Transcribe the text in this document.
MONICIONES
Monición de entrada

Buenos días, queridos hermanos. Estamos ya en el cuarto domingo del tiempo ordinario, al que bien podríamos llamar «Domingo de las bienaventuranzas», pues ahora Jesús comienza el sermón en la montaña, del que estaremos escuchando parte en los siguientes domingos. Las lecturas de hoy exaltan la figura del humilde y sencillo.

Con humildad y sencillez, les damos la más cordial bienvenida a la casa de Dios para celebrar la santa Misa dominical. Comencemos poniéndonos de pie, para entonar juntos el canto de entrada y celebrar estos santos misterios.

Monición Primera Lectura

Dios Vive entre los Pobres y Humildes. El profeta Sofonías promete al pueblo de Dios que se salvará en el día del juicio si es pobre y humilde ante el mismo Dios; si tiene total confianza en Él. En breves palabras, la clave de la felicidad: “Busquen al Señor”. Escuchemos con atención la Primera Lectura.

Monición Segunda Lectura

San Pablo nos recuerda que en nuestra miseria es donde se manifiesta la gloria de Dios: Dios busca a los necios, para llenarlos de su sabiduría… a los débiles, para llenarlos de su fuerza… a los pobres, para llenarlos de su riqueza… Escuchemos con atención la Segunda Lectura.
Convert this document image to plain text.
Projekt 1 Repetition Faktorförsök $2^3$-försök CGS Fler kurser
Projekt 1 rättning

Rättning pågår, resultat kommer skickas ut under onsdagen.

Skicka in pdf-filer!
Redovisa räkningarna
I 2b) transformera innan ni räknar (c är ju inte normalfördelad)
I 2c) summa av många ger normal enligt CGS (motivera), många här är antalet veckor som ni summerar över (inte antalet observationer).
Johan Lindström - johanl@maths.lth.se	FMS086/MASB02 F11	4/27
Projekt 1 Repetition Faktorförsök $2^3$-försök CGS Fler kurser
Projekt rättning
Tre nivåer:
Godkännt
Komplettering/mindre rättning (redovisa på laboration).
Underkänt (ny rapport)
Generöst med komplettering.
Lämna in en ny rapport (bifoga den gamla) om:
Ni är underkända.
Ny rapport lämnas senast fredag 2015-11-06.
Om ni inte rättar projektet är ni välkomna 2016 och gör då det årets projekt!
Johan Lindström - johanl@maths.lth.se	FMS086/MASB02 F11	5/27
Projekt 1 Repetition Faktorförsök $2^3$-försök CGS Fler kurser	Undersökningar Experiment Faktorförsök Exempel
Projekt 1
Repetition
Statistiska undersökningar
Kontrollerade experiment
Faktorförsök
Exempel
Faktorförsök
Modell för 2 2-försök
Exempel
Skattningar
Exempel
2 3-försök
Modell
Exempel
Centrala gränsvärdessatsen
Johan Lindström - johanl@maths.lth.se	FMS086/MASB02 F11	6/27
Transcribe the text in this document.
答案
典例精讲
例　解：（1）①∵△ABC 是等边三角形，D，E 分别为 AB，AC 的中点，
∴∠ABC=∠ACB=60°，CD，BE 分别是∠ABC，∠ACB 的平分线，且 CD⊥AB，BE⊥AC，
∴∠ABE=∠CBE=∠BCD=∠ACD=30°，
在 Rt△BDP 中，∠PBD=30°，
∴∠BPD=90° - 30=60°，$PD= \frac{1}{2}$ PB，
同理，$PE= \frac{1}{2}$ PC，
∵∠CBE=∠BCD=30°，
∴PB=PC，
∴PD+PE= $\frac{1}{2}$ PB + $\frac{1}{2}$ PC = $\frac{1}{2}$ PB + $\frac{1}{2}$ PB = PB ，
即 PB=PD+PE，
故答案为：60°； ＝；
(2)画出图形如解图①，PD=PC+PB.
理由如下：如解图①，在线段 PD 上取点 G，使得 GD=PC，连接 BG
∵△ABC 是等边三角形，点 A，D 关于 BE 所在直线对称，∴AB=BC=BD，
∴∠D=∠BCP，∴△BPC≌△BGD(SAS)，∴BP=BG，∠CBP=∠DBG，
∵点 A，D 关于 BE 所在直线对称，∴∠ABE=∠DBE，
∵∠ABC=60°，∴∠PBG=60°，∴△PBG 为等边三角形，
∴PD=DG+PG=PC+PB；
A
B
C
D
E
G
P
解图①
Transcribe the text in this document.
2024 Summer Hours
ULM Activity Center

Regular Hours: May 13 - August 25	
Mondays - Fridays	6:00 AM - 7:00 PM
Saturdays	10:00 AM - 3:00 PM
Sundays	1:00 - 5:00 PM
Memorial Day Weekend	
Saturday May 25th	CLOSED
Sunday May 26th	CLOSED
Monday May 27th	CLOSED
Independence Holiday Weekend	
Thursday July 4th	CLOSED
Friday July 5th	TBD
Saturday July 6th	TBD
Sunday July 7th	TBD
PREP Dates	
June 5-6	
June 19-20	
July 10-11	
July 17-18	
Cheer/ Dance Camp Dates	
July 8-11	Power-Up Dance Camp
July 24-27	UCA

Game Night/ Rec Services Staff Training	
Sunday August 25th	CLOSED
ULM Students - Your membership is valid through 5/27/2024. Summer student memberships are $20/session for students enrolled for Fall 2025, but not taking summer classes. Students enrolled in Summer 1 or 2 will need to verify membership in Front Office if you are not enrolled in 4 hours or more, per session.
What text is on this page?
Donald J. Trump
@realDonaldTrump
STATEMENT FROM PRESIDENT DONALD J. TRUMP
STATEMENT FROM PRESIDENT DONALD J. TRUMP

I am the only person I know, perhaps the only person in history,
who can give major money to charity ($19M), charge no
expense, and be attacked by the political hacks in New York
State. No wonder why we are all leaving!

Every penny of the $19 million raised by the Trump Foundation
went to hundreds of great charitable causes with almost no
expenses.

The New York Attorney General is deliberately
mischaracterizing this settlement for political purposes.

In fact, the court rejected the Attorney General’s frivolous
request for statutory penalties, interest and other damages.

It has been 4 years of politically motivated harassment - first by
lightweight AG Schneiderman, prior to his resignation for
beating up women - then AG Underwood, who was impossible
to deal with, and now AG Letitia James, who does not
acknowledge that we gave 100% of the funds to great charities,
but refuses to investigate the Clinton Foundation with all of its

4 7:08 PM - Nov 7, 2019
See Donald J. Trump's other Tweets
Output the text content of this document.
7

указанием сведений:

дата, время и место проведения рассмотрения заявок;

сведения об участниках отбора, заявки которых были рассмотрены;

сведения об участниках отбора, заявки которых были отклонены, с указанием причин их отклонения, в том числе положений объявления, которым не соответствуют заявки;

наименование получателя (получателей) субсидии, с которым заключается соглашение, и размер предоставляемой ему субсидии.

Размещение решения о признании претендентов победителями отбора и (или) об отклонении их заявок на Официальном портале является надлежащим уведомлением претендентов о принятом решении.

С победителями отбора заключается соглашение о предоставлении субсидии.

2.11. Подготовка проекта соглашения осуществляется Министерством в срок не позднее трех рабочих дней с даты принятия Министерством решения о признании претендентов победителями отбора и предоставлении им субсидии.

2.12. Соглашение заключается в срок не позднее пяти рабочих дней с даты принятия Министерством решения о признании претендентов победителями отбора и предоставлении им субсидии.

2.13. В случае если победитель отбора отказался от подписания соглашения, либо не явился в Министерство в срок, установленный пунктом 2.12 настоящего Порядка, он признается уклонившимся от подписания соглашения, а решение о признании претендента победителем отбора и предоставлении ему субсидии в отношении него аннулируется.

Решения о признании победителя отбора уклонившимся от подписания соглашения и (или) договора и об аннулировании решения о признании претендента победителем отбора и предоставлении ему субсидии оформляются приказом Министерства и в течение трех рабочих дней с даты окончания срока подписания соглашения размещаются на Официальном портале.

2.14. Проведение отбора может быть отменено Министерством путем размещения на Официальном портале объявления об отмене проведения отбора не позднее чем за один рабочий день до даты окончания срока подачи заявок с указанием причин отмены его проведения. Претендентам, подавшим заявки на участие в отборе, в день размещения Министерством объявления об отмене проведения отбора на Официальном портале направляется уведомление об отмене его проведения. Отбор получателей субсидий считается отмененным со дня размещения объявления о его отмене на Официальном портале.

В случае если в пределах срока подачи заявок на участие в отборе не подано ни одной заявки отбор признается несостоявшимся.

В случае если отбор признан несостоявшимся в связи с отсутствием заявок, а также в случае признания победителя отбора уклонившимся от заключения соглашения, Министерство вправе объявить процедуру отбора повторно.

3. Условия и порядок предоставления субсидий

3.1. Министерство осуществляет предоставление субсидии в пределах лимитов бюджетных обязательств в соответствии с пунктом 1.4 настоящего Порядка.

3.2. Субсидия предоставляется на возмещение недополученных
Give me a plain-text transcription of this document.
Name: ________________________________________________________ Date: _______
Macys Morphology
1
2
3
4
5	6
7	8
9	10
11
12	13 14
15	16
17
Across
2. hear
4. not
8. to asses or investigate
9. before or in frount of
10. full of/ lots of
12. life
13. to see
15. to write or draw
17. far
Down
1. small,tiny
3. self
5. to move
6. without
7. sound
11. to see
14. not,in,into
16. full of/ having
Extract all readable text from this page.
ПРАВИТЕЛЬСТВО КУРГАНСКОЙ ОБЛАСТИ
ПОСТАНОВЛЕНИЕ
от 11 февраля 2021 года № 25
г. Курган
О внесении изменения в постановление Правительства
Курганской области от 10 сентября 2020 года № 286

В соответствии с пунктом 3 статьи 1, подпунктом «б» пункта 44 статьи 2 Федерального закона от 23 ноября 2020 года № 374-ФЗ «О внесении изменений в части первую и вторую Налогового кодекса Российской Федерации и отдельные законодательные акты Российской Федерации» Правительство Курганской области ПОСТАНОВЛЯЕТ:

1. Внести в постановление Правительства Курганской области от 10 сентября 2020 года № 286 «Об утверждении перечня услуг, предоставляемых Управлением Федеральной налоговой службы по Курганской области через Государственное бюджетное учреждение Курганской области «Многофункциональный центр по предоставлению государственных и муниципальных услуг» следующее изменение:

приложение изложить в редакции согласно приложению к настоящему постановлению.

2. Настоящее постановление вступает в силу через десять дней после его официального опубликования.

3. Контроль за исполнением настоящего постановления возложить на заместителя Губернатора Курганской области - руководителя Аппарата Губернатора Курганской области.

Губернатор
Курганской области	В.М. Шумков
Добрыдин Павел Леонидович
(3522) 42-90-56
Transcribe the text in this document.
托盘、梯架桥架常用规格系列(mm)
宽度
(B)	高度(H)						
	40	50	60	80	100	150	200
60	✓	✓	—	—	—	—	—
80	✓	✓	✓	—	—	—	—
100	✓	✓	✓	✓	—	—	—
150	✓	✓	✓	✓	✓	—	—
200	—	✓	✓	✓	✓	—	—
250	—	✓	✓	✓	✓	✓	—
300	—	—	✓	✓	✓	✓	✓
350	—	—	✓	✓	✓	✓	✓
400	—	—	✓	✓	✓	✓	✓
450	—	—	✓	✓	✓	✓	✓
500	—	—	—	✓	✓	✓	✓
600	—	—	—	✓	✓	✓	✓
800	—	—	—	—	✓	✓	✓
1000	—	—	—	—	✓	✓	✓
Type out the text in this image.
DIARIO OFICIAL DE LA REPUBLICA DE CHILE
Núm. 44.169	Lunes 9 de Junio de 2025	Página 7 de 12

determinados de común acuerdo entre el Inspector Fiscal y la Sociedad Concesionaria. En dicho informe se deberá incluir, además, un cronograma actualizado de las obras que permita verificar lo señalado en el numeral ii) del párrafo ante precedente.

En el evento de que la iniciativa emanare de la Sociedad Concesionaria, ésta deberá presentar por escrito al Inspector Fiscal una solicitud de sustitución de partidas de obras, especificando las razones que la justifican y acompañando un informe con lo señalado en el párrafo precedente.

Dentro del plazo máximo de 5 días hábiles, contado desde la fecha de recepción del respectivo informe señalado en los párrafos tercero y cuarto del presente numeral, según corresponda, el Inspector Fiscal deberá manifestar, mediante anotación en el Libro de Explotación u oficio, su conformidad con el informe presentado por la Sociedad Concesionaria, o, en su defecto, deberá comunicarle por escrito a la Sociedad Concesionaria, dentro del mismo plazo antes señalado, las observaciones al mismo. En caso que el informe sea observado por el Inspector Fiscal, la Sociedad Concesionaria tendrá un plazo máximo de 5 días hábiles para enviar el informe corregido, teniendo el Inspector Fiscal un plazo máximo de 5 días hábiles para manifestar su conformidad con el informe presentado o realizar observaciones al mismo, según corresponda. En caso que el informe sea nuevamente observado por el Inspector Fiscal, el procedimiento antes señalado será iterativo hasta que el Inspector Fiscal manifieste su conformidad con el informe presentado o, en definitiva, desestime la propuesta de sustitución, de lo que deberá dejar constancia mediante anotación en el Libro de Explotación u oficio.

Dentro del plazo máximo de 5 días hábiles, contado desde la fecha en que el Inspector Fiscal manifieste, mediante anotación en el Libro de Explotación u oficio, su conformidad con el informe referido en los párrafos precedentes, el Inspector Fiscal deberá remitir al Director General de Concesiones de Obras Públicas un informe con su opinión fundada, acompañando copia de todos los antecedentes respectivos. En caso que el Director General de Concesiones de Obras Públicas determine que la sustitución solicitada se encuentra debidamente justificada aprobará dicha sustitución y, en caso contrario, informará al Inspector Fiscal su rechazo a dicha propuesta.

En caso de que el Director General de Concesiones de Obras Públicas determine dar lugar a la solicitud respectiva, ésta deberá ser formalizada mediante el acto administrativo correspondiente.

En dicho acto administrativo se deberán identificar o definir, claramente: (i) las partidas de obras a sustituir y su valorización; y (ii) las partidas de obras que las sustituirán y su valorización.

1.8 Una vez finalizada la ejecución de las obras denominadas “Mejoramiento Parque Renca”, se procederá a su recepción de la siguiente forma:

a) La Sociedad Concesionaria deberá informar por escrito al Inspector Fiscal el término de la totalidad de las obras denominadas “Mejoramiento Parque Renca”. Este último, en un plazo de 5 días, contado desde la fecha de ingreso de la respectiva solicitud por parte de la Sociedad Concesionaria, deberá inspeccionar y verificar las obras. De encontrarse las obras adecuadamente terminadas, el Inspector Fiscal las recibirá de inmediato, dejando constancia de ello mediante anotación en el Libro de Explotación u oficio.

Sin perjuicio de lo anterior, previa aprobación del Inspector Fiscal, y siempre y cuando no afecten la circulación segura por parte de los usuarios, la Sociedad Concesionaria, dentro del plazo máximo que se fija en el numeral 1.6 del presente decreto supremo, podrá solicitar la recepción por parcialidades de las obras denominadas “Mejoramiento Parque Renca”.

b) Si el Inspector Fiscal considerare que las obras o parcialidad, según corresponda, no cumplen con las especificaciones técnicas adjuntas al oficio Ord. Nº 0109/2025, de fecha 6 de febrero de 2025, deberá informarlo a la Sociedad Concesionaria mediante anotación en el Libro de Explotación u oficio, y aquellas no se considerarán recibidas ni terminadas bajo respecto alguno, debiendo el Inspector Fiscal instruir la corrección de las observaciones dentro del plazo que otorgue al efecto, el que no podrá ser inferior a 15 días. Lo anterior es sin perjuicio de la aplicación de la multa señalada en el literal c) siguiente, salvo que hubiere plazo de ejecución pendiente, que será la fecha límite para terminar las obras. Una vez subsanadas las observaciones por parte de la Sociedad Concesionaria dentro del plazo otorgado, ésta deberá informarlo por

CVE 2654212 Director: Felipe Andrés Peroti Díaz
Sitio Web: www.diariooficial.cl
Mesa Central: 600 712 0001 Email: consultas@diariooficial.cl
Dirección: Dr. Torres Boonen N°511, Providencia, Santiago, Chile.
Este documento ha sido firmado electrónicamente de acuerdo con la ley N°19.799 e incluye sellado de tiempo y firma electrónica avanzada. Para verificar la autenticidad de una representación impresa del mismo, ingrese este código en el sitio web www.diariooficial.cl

==*==

In the entries above, identify each line that includes the string "Monición", then copy it.

THE SOLUTION
Monición de entrada
Monición Primera Lectura
Monición Segunda Lectura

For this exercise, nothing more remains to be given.